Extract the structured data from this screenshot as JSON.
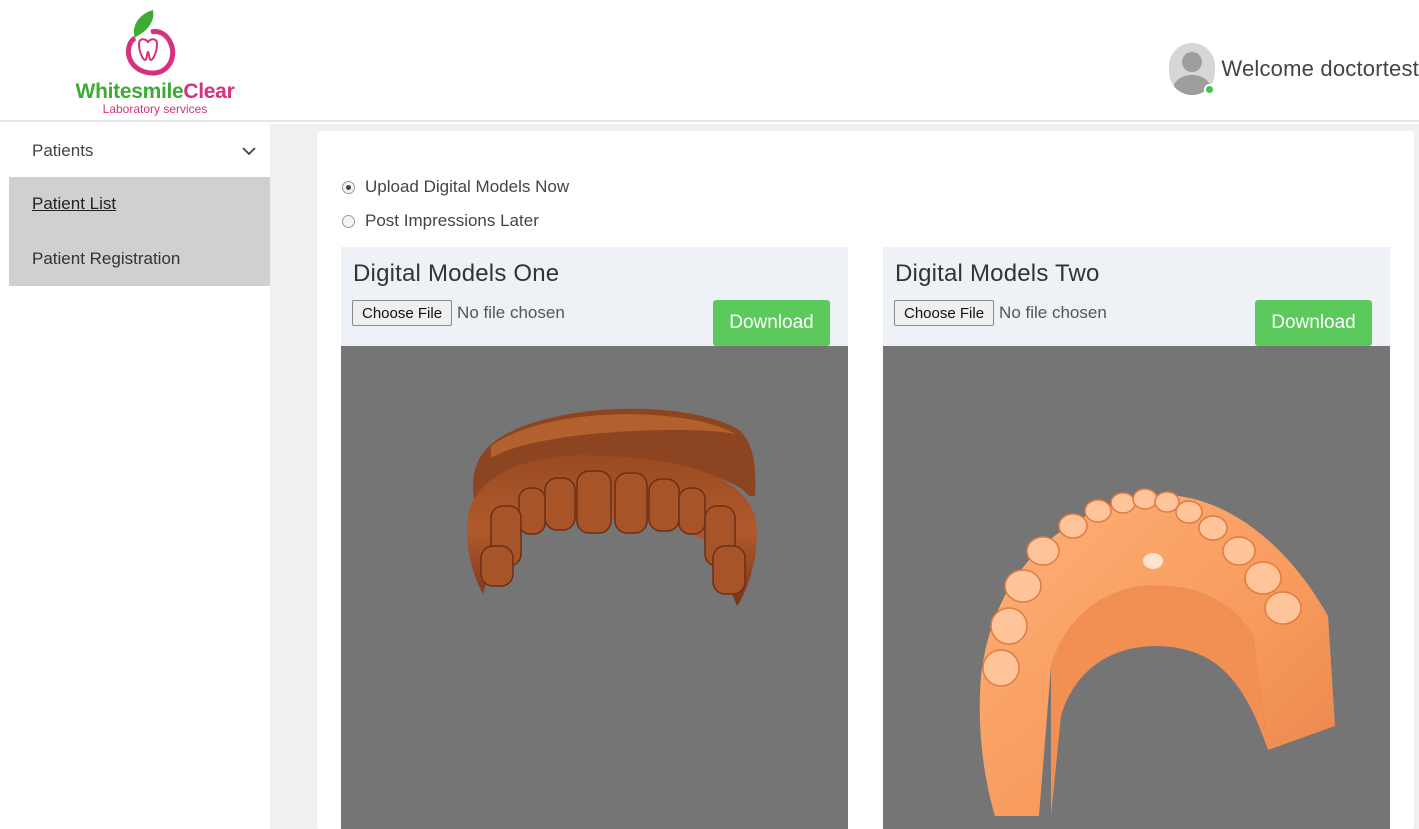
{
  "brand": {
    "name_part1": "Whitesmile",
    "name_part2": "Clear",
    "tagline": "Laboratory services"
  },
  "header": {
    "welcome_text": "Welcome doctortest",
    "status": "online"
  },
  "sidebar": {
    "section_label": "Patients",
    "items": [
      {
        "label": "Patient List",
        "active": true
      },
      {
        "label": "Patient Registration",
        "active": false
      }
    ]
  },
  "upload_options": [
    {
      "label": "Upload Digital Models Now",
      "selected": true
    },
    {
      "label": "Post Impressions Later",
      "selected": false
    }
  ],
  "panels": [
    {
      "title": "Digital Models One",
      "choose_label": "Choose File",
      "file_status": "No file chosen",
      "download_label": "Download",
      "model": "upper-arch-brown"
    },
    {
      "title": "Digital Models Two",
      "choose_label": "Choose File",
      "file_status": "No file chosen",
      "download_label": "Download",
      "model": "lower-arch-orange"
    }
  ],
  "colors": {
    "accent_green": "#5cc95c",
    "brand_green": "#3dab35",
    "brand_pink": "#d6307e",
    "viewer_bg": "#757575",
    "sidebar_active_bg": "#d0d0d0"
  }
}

##########

What is expected -
The answer should consist of every line above, exact and free of images.

Completed task -
Extract the structured data from this screenshot as JSON.
{
  "brand": {
    "name_part1": "Whitesmile",
    "name_part2": "Clear",
    "tagline": "Laboratory services"
  },
  "header": {
    "welcome_text": "Welcome doctortest",
    "status": "online"
  },
  "sidebar": {
    "section_label": "Patients",
    "items": [
      {
        "label": "Patient List",
        "active": true
      },
      {
        "label": "Patient Registration",
        "active": false
      }
    ]
  },
  "upload_options": [
    {
      "label": "Upload Digital Models Now",
      "selected": true
    },
    {
      "label": "Post Impressions Later",
      "selected": false
    }
  ],
  "panels": [
    {
      "title": "Digital Models One",
      "choose_label": "Choose File",
      "file_status": "No file chosen",
      "download_label": "Download",
      "model": "upper-arch-brown"
    },
    {
      "title": "Digital Models Two",
      "choose_label": "Choose File",
      "file_status": "No file chosen",
      "download_label": "Download",
      "model": "lower-arch-orange"
    }
  ],
  "colors": {
    "accent_green": "#5cc95c",
    "brand_green": "#3dab35",
    "brand_pink": "#d6307e",
    "viewer_bg": "#757575",
    "sidebar_active_bg": "#d0d0d0"
  }
}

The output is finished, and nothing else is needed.